Resume the text on heme delivery into soluble guanylyl cyclase, writing what follows its final sentence about cGMP production in biological settings.

| TEXT PROVIDED |

========

Heme delivery into soluble guanylyl cyclase requires a heme redox change and is regulated by NO and Hsp90 by distinct mechanisms

Abstract

Nitric oxide (NO) signaling often relies on it activating cGMP production by the heterodimeric enzyme soluble guanylyl cyclase (sGC). To mature to function, an sGCβ subunit must first incorporate heme and then form a heterodimer with a partner α subunit. Our previous studies in cells showed that glyceraldehyde 3-phosphate dehydrogenase (GAPDH) supplies heme to the apo-sGCβ subunit, which is complexed with the cell chaperone Hsp90. Through its ATP hydrolysis, Hsp90 then promotes heme insertion into apo-sGCβ and consequent formation of a functional heterodimer. NO at physiologic levels somehow stimulates cell heme allocation into apo-sGCβ by this process. To gain insight, we utilized purified apo-sGCβ and GAPDH reporter proteins whose heme contents can be followed by fluorescence and determined the impact of Hsp90 and NO on heme transfer between them. Results show that heme transfer out of GAPDH and into apo-sGCβ is tightly coupled in all circumstances and is limited by the ability of the apo-sGCβ to incorporate the heme, which in turn relies on a ferric to ferrous heme transition taking place inside the sGCβ. Hsp90 can influence the heme transfer kinetics in a negative or positive manner through its conformational effects on apo-sGCβ, while NO speeds heme transfer by binding to the heme iron and thus speeding heme dissociation from GAPDH. Our findings provide new mechanistic understanding of sGC maturation and how Hsp90 and NO combine to dynamically regulate heme incorporation for sGC heterodimer formation and consequent cGMP production in biological settings.

========

| STORED DATA |
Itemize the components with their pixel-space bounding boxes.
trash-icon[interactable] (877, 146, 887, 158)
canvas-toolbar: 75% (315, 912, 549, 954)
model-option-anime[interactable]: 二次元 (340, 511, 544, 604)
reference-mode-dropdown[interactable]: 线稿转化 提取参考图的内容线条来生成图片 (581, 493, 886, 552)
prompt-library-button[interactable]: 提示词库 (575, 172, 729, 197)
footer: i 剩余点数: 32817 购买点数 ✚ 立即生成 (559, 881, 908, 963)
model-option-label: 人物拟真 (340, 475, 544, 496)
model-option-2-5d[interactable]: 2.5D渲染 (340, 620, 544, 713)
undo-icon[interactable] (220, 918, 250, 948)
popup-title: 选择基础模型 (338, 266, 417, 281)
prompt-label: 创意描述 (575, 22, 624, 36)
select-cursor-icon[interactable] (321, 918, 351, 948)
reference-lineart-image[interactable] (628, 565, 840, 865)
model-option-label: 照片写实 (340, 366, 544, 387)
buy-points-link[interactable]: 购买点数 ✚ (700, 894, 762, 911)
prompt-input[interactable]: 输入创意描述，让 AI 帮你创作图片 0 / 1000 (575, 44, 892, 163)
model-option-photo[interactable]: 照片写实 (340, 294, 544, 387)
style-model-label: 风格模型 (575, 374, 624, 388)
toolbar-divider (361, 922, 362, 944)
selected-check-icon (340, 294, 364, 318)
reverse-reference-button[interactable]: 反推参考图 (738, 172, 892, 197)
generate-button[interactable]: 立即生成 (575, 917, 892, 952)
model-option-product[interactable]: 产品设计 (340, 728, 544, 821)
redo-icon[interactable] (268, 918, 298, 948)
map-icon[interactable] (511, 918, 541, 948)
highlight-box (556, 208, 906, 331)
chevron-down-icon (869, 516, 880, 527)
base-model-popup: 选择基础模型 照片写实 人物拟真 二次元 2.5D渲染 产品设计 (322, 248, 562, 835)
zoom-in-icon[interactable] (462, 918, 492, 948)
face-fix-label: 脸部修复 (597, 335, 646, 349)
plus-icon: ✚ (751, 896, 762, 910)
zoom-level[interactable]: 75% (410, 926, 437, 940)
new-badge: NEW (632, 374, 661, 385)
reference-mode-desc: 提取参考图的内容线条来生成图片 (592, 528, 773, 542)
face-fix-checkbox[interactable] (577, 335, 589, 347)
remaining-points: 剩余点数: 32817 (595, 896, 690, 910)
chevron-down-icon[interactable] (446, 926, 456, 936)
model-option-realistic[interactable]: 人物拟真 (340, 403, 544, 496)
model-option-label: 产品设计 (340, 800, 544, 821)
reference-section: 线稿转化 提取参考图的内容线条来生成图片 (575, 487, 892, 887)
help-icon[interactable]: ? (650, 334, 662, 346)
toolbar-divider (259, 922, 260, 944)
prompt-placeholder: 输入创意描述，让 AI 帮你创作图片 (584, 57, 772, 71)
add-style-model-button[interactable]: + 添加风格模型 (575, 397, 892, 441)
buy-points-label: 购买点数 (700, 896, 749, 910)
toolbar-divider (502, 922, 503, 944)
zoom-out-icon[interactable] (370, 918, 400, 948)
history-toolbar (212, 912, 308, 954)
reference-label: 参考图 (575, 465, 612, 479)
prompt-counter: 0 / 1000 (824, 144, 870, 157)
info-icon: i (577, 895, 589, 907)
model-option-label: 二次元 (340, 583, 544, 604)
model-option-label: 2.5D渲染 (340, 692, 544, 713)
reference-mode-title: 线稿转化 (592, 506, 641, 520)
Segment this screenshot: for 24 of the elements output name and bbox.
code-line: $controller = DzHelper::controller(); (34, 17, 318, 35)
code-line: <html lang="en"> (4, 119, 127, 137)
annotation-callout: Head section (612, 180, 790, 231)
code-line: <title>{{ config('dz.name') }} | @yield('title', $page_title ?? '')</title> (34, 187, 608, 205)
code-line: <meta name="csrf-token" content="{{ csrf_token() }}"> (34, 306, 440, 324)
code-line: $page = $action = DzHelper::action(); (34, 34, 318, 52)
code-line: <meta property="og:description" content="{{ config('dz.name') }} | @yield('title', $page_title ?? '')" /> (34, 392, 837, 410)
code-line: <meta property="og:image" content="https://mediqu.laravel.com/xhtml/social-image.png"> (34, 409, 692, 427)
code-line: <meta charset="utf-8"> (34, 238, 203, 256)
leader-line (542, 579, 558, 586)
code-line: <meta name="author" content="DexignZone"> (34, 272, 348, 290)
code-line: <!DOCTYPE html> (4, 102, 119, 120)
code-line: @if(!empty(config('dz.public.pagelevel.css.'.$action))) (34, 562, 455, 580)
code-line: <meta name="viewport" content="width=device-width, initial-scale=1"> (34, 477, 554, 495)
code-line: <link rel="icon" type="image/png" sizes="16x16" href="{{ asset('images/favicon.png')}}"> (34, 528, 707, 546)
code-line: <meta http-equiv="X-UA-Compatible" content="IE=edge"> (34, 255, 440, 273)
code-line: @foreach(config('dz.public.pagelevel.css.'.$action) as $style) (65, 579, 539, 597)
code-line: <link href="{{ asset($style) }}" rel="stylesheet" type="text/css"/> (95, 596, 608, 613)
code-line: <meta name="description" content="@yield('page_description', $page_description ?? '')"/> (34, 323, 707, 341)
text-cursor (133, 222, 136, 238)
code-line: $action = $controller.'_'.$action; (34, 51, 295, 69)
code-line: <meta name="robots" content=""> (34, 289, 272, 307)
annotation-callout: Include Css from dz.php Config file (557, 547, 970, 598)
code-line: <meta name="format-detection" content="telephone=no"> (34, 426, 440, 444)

========

| TASK ANSWER |
Keywords: GAPDH; guanylyl cyclase; heat shock protein 90; heme; heme transfer; nitric oxide.

Figure 1

Monitoring heme binding in TC-sGCβ and TC-GAPDH. The fluorescence intensity of either FlAsH-labeled protein is inversely proportional to its heme content, allowing changes in their heme contents to be followed versus time.

Figure 2

FlAsH fluorescence traces indicating the kinetics of ferric or ferrous heme transfer from GAPDH and into apo-sGCβ. Reactions contained 1 μM each of the FlAsH-labeled and unlabeled partner proteins and were initiated by adding the unlabeled partner protein. Representative traces are the mean ± SD of three replicate reactions and show the gain or loss in fluorescence intensity versus time that indicate the loss of ferric heme (A) or ferrous heme (B) from FlAsH-TC-GAPDH or their incorporation into FlAsH-TC-apo-sGCβ during the reactions, respectively. Red lines are the fitted curves.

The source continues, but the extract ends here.